__WRITTEN INSTRUCTION__:
Output the material word for word. Leave each picture out.

═════ DATASET EXTRACT

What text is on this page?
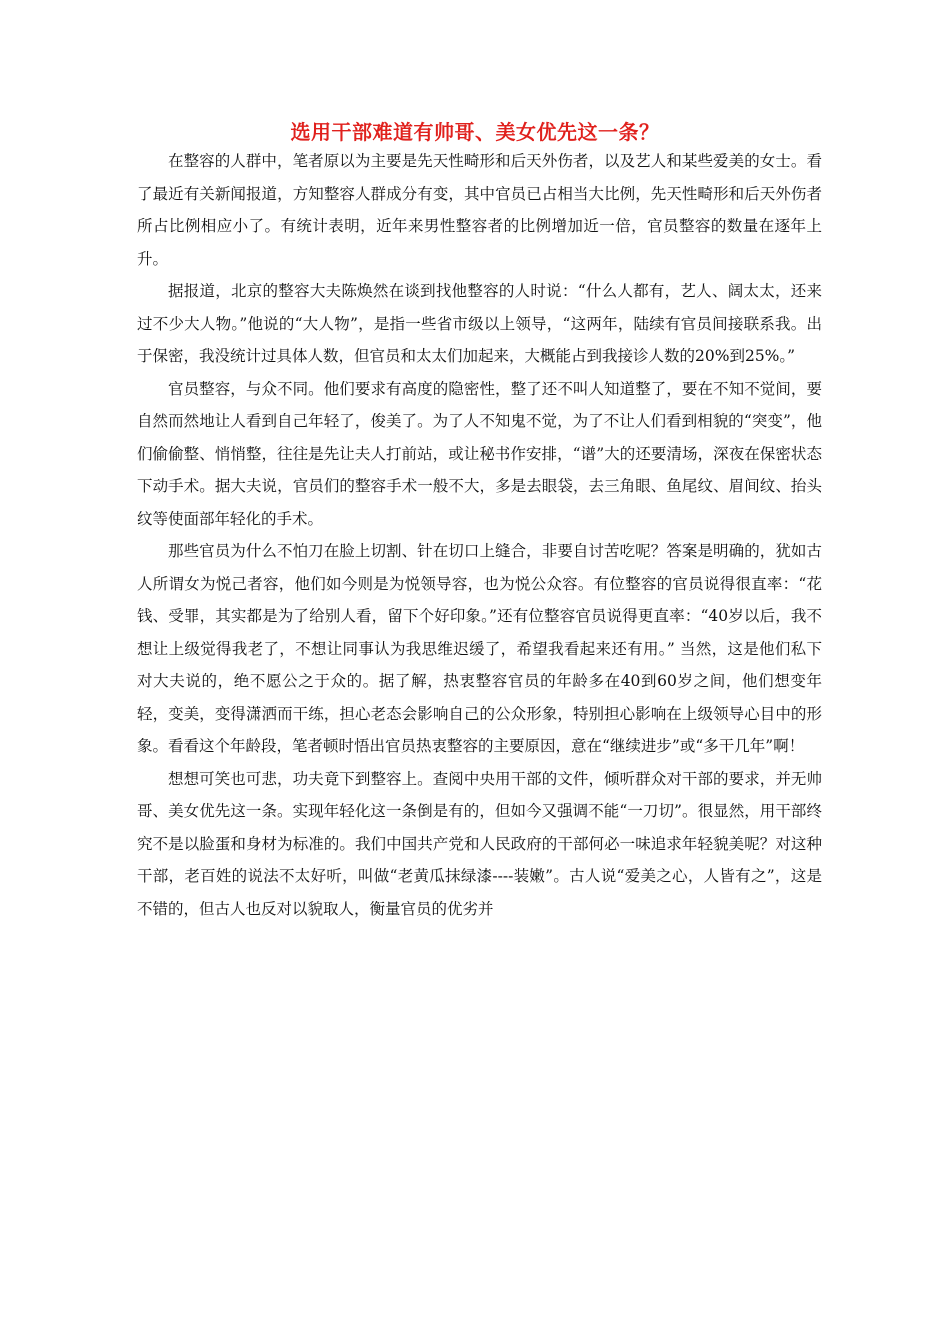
选用干部难道有帅哥、美女优先这一条？

在整容的人群中，笔者原以为主要是先天性畸形和后天外伤者，以及艺人和某些爱美的女士。看了最近有关新闻报道，方知整容人群成分有变，其中官员已占相当大比例，先天性畸形和后天外伤者所占比例相应小了。有统计表明，近年来男性整容者的比例增加近一倍，官员整容的数量在逐年上升。

据报道，北京的整容大夫陈焕然在谈到找他整容的人时说：“什么人都有，艺人、阔太太，还来过不少大人物。”他说的“大人物”，是指一些省市级以上领导，“这两年，陆续有官员间接联系我。出于保密，我没统计过具体人数，但官员和太太们加起来，大概能占到我接诊人数的20%到25%。”

官员整容，与众不同。他们要求有高度的隐密性，整了还不叫人知道整了，要在不知不觉间，要自然而然地让人看到自己年轻了，俊美了。为了人不知鬼不觉，为了不让人们看到相貌的“突变”，他们偷偷整、悄悄整，往往是先让夫人打前站，或让秘书作安排，“谱”大的还要清场，深夜在保密状态下动手术。据大夫说，官员们的整容手术一般不大，多是去眼袋，去三角眼、鱼尾纹、眉间纹、抬头纹等使面部年轻化的手术。

那些官员为什么不怕刀在脸上切割、针在切口上缝合，非要自讨苦吃呢？答案是明确的，犹如古人所谓女为悦己者容，他们如今则是为悦领导容，也为悦公众容。有位整容的官员说得很直率：“花钱、受罪，其实都是为了给别人看，留下个好印象。”还有位整容官员说得更直率：“40岁以后，我不想让上级觉得我老了，不想让同事认为我思维迟缓了，希望我看起来还有用。” 当然，这是他们私下对大夫说的，绝不愿公之于众的。据了解，热衷整容官员的年龄多在40到60岁之间，他们想变年轻，变美，变得潇洒而干练，担心老态会影响自己的公众形象，特别担心影响在上级领导心目中的形象。看看这个年龄段，笔者顿时悟出官员热衷整容的主要原因，意在“继续进步”或“多干几年”啊！

想想可笑也可悲，功夫竟下到整容上。查阅中央用干部的文件，倾听群众对干部的要求，并无帅哥、美女优先这一条。实现年轻化这一条倒是有的，但如今又强调不能“一刀切”。很显然，用干部终究不是以脸蛋和身材为标准的。我们中国共产党和人民政府的干部何必一味追求年轻貌美呢？对这种干部，老百姓的说法不太好听，叫做“老黄瓜抹绿漆----装嫩”。古人说“爱美之心，人皆有之”，这是不错的，但古人也反对以貌取人，衡量官员的优劣并
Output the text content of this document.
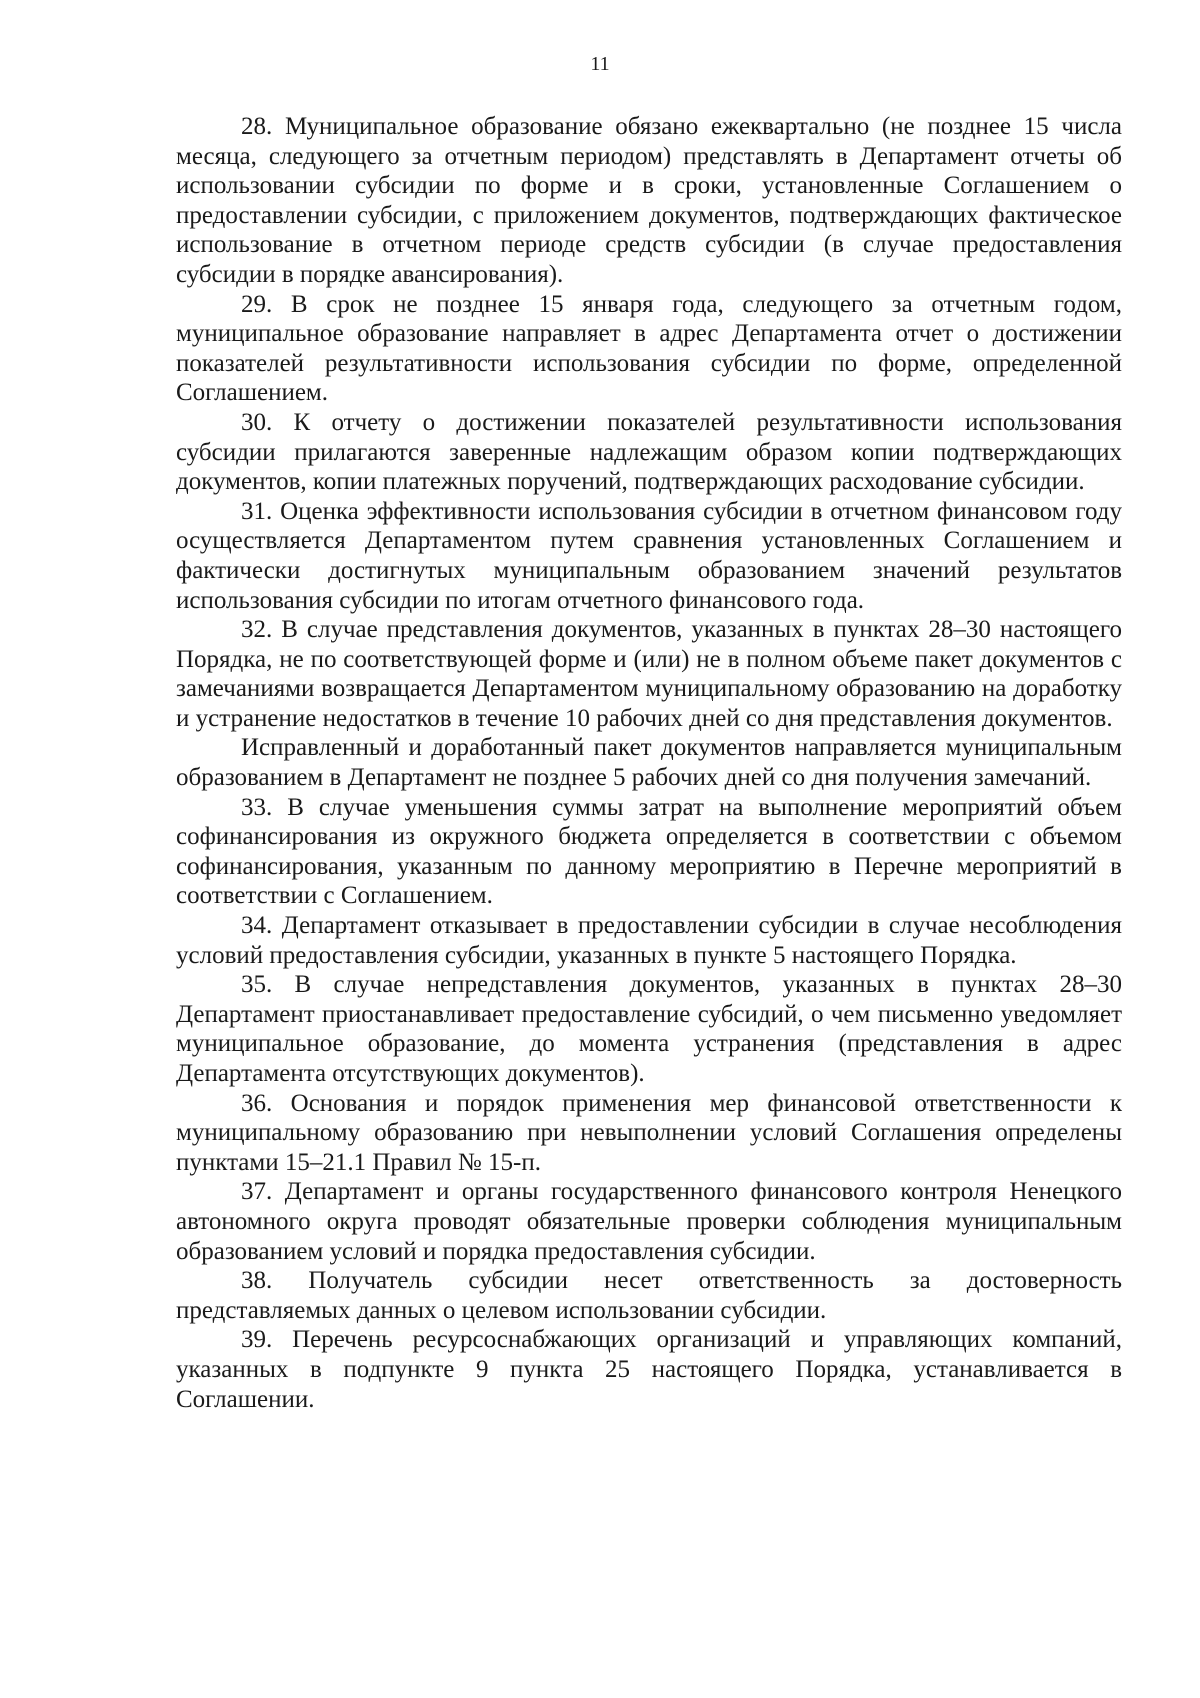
11

28. Муниципальное образование обязано ежеквартально (не позднее 15 числа месяца, следующего за отчетным периодом) представлять в Департамент отчеты об использовании субсидии по форме и в сроки, установленные Соглашением о предоставлении субсидии, с приложением документов, подтверждающих фактическое использование в отчетном периоде средств субсидии (в случае предоставления субсидии в порядке авансирования).

29. В срок не позднее 15 января года, следующего за отчетным годом, муниципальное образование направляет в адрес Департамента отчет о достижении показателей результативности использования субсидии по форме, определенной Соглашением.

30. К отчету о достижении показателей результативности использования субсидии прилагаются заверенные надлежащим образом копии подтверждающих документов, копии платежных поручений, подтверждающих расходование субсидии.

31. Оценка эффективности использования субсидии в отчетном финансовом году осуществляется Департаментом путем сравнения установленных Соглашением и фактически достигнутых муниципальным образованием значений результатов использования субсидии по итогам отчетного финансового года.

32. В случае представления документов, указанных в пунктах 28–30 настоящего Порядка, не по соответствующей форме и (или) не в полном объеме пакет документов с замечаниями возвращается Департаментом муниципальному образованию на доработку и устранение недостатков в течение 10 рабочих дней со дня представления документов.

Исправленный и доработанный пакет документов направляется муниципальным образованием в Департамент не позднее 5 рабочих дней со дня получения замечаний.

33. В случае уменьшения суммы затрат на выполнение мероприятий объем софинансирования из окружного бюджета определяется в соответствии с объемом софинансирования, указанным по данному мероприятию в Перечне мероприятий в соответствии с Соглашением.

34. Департамент отказывает в предоставлении субсидии в случае несоблюдения условий предоставления субсидии, указанных в пункте 5 настоящего Порядка.

35. В случае непредставления документов, указанных в пунктах 28–30 Департамент приостанавливает предоставление субсидий, о чем письменно уведомляет муниципальное образование, до момента устранения (представления в адрес Департамента отсутствующих документов).

36. Основания и порядок применения мер финансовой ответственности к муниципальному образованию при невыполнении условий Соглашения определены пунктами 15–21.1 Правил № 15-п.

37. Департамент и органы государственного финансового контроля Ненецкого автономного округа проводят обязательные проверки соблюдения муниципальным образованием условий и порядка предоставления субсидии.

38. Получатель субсидии несет ответственность за достоверность представляемых данных о целевом использовании субсидии.

39. Перечень ресурсоснабжающих организаций и управляющих компаний, указанных в подпункте 9 пункта 25 настоящего Порядка, устанавливается в Соглашении.
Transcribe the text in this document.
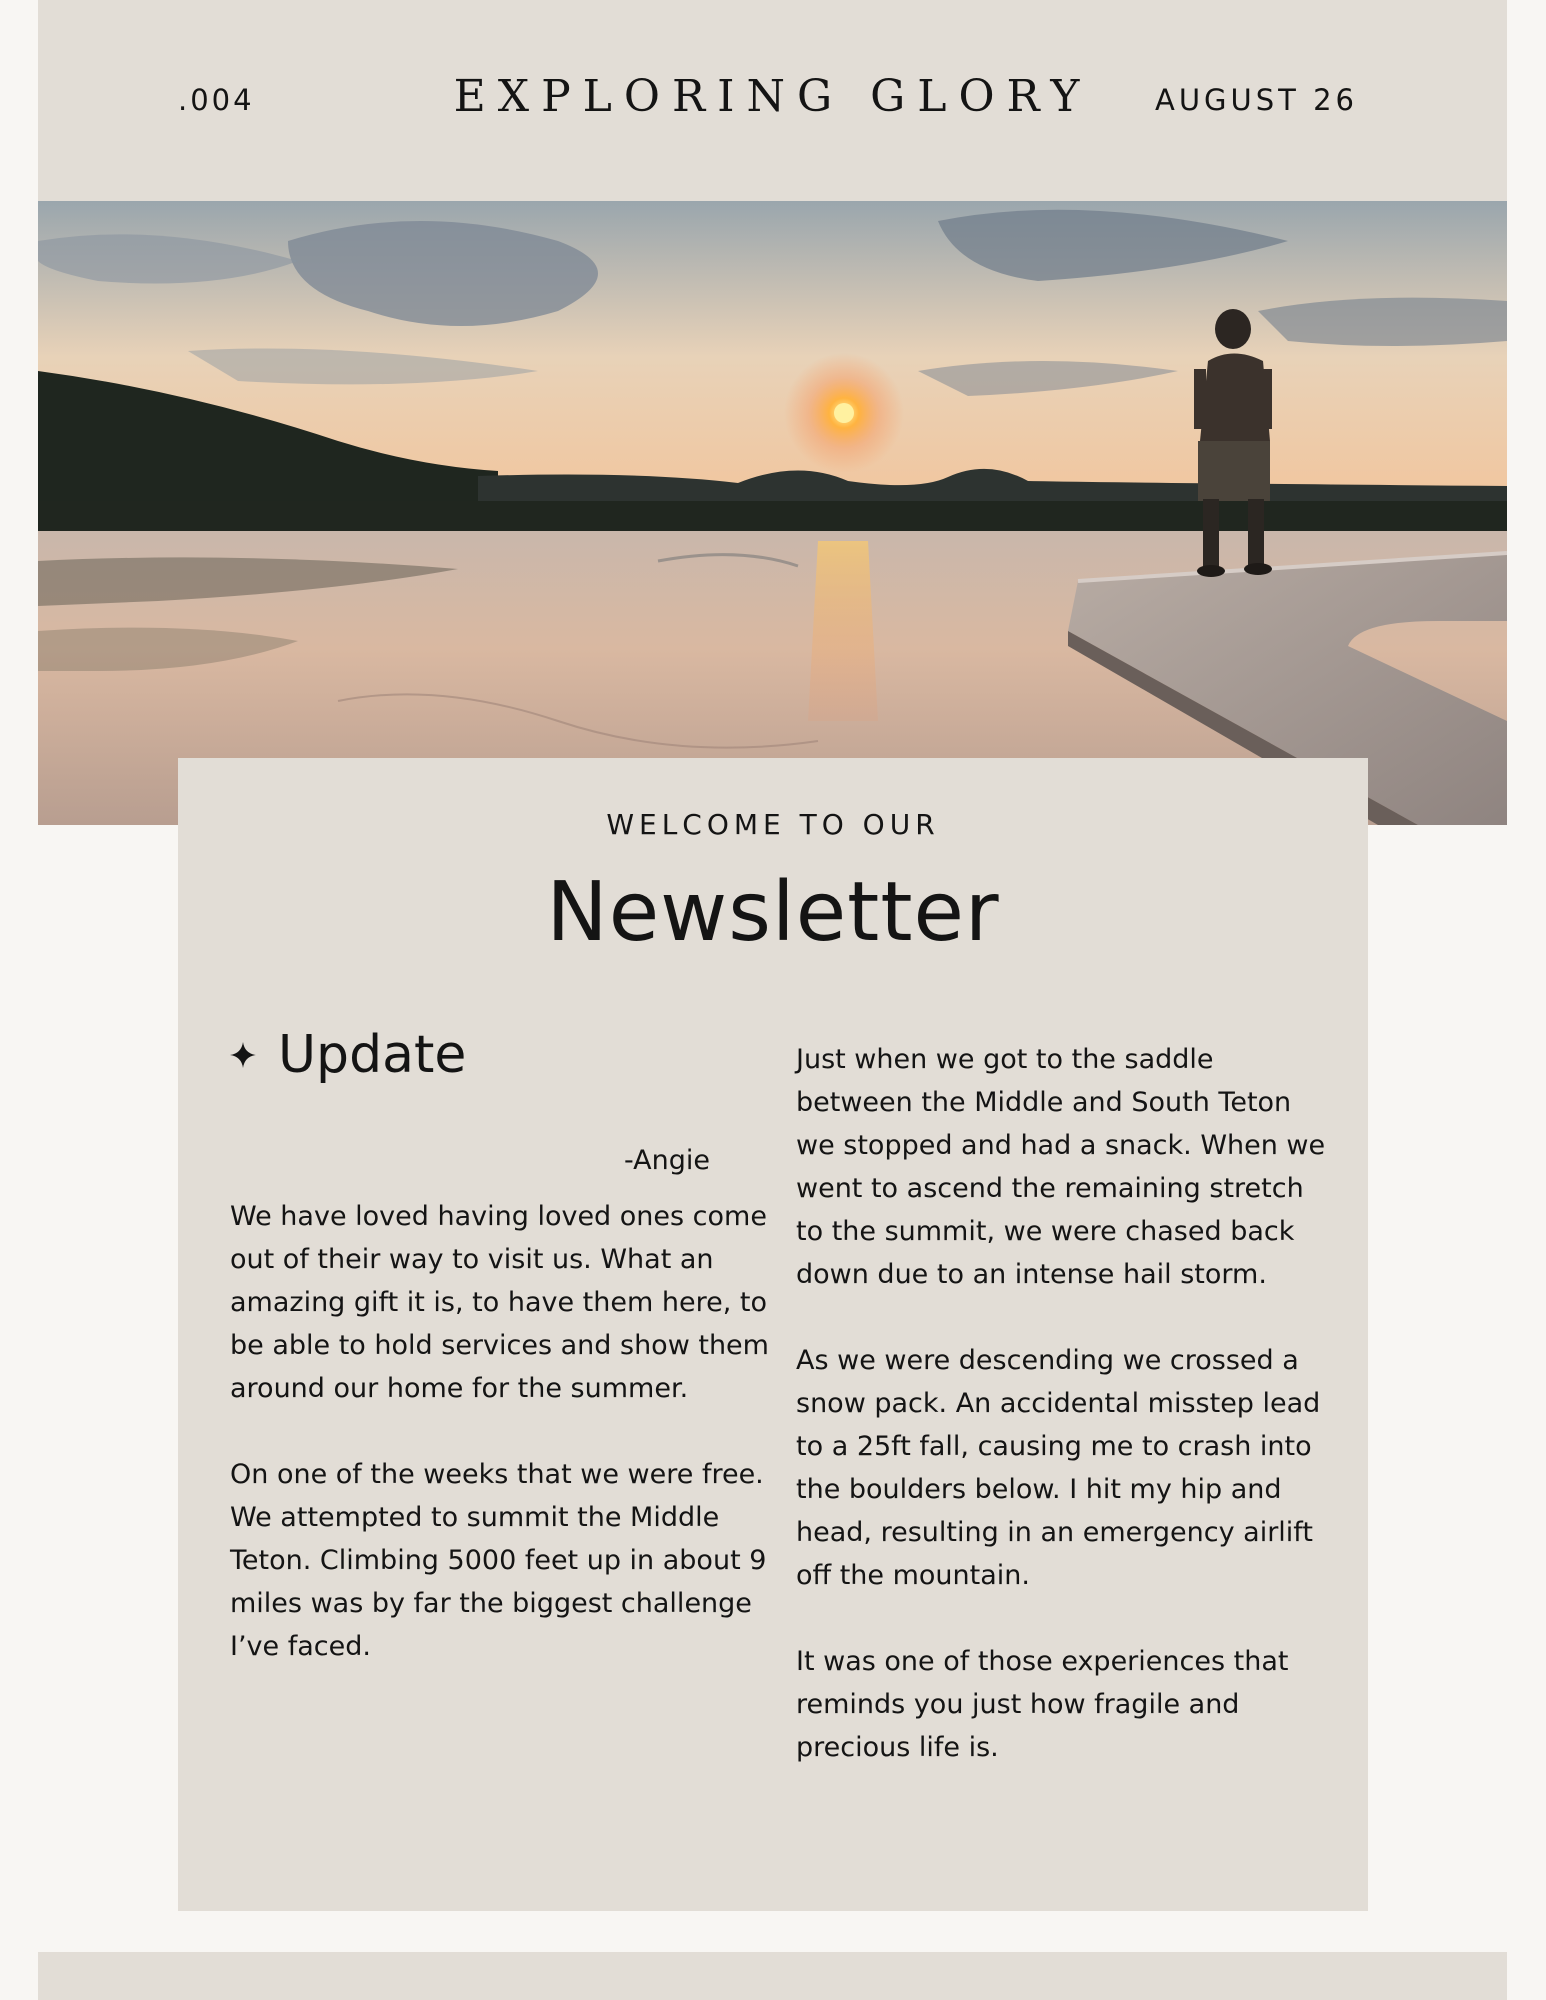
.004	EXPLORING GLORY	AUGUST 26

WELCOME TO OUR

Newsletter
Update

-Angie

We have loved having loved ones come out of their way to visit us. What an amazing gift it is, to have them here, to be able to hold services and show them around our home for the summer.

On one of the weeks that we were free. We attempted to summit the Middle Teton. Climbing 5000 feet up in about 9 miles was by far the biggest challenge I’ve faced.

Just when we got to the saddle between the Middle and South Teton we stopped and had a snack. When we went to ascend the remaining stretch to the summit, we were chased back down due to an intense hail storm.

As we were descending we crossed a snow pack. An accidental misstep lead to a 25ft fall, causing me to crash into the boulders below. I hit my hip and head, resulting in an emergency airlift off the mountain.

It was one of those experiences that reminds you just how fragile and precious life is.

══════════

__ANSWER TO THE TASK__:
What text is on this page?
选用干部难道有帅哥、美女优先这一条？

在整容的人群中，笔者原以为主要是先天性畸形和后天外伤者，以及艺人和某些爱美的女士。看了最近有关新闻报道，方知整容人群成分有变，其中官员已占相当大比例，先天性畸形和后天外伤者所占比例相应小了。有统计表明，近年来男性整容者的比例增加近一倍，官员整容的数量在逐年上升。

据报道，北京的整容大夫陈焕然在谈到找他整容的人时说：“什么人都有，艺人、阔太太，还来过不少大人物。”他说的“大人物”，是指一些省市级以上领导，“这两年，陆续有官员间接联系我。出于保密，我没统计过具体人数，但官员和太太们加起来，大概能占到我接诊人数的20%到25%。”

官员整容，与众不同。他们要求有高度的隐密性，整了还不叫人知道整了，要在不知不觉间，要自然而然地让人看到自己年轻了，俊美了。为了人不知鬼不觉，为了不让人们看到相貌的“突变”，他们偷偷整、悄悄整，往往是先让夫人打前站，或让秘书作安排，“谱”大的还要清场，深夜在保密状态下动手术。据大夫说，官员们的整容手术一般不大，多是去眼袋，去三角眼、鱼尾纹、眉间纹、抬头纹等使面部年轻化的手术。

那些官员为什么不怕刀在脸上切割、针在切口上缝合，非要自讨苦吃呢？答案是明确的，犹如古人所谓女为悦己者容，他们如今则是为悦领导容，也为悦公众容。有位整容的官员说得很直率：“花钱、受罪，其实都是为了给别人看，留下个好印象。”还有位整容官员说得更直率：“40岁以后，我不想让上级觉得我老了，不想让同事认为我思维迟缓了，希望我看起来还有用。” 当然，这是他们私下对大夫说的，绝不愿公之于众的。据了解，热衷整容官员的年龄多在40到60岁之间，他们想变年轻，变美，变得潇洒而干练，担心老态会影响自己的公众形象，特别担心影响在上级领导心目中的形象。看看这个年龄段，笔者顿时悟出官员热衷整容的主要原因，意在“继续进步”或“多干几年”啊！

想想可笑也可悲，功夫竟下到整容上。查阅中央用干部的文件，倾听群众对干部的要求，并无帅哥、美女优先这一条。实现年轻化这一条倒是有的，但如今又强调不能“一刀切”。很显然，用干部终究不是以脸蛋和身材为标准的。我们中国共产党和人民政府的干部何必一味追求年轻貌美呢？对这种干部，老百姓的说法不太好听，叫做“老黄瓜抹绿漆----装嫩”。古人说“爱美之心，人皆有之”，这是不错的，但古人也反对以貌取人，衡量官员的优劣并
Output the text content of this document.
11

28. Муниципальное образование обязано ежеквартально (не позднее 15 числа месяца, следующего за отчетным периодом) представлять в Департамент отчеты об использовании субсидии по форме и в сроки, установленные Соглашением о предоставлении субсидии, с приложением документов, подтверждающих фактическое использование в отчетном периоде средств субсидии (в случае предоставления субсидии в порядке авансирования).

29. В срок не позднее 15 января года, следующего за отчетным годом, муниципальное образование направляет в адрес Департамента отчет о достижении показателей результативности использования субсидии по форме, определенной Соглашением.

30. К отчету о достижении показателей результативности использования субсидии прилагаются заверенные надлежащим образом копии подтверждающих документов, копии платежных поручений, подтверждающих расходование субсидии.

31. Оценка эффективности использования субсидии в отчетном финансовом году осуществляется Департаментом путем сравнения установленных Соглашением и фактически достигнутых муниципальным образованием значений результатов использования субсидии по итогам отчетного финансового года.

32. В случае представления документов, указанных в пунктах 28–30 настоящего Порядка, не по соответствующей форме и (или) не в полном объеме пакет документов с замечаниями возвращается Департаментом муниципальному образованию на доработку и устранение недостатков в течение 10 рабочих дней со дня представления документов.

Исправленный и доработанный пакет документов направляется муниципальным образованием в Департамент не позднее 5 рабочих дней со дня получения замечаний.

33. В случае уменьшения суммы затрат на выполнение мероприятий объем софинансирования из окружного бюджета определяется в соответствии с объемом софинансирования, указанным по данному мероприятию в Перечне мероприятий в соответствии с Соглашением.

34. Департамент отказывает в предоставлении субсидии в случае несоблюдения условий предоставления субсидии, указанных в пункте 5 настоящего Порядка.

35. В случае непредставления документов, указанных в пунктах 28–30 Департамент приостанавливает предоставление субсидий, о чем письменно уведомляет муниципальное образование, до момента устранения (представления в адрес Департамента отсутствующих документов).

36. Основания и порядок применения мер финансовой ответственности к муниципальному образованию при невыполнении условий Соглашения определены пунктами 15–21.1 Правил № 15-п.

37. Департамент и органы государственного финансового контроля Ненецкого автономного округа проводят обязательные проверки соблюдения муниципальным образованием условий и порядка предоставления субсидии.

38. Получатель субсидии несет ответственность за достоверность представляемых данных о целевом использовании субсидии.

39. Перечень ресурсоснабжающих организаций и управляющих компаний, указанных в подпункте 9 пункта 25 настоящего Порядка, устанавливается в Соглашении.
Transcribe the text in this document.
.004	EXPLORING GLORY	AUGUST 26

WELCOME TO OUR

Newsletter
Update

-Angie

We have loved having loved ones come out of their way to visit us. What an amazing gift it is, to have them here, to be able to hold services and show them around our home for the summer.

On one of the weeks that we were free. We attempted to summit the Middle Teton. Climbing 5000 feet up in about 9 miles was by far the biggest challenge I’ve faced.

Just when we got to the saddle between the Middle and South Teton we stopped and had a snack. When we went to ascend the remaining stretch to the summit, we were chased back down due to an intense hail storm.

As we were descending we crossed a snow pack. An accidental misstep lead to a 25ft fall, causing me to crash into the boulders below. I hit my hip and head, resulting in an emergency airlift off the mountain.

It was one of those experiences that reminds you just how fragile and precious life is.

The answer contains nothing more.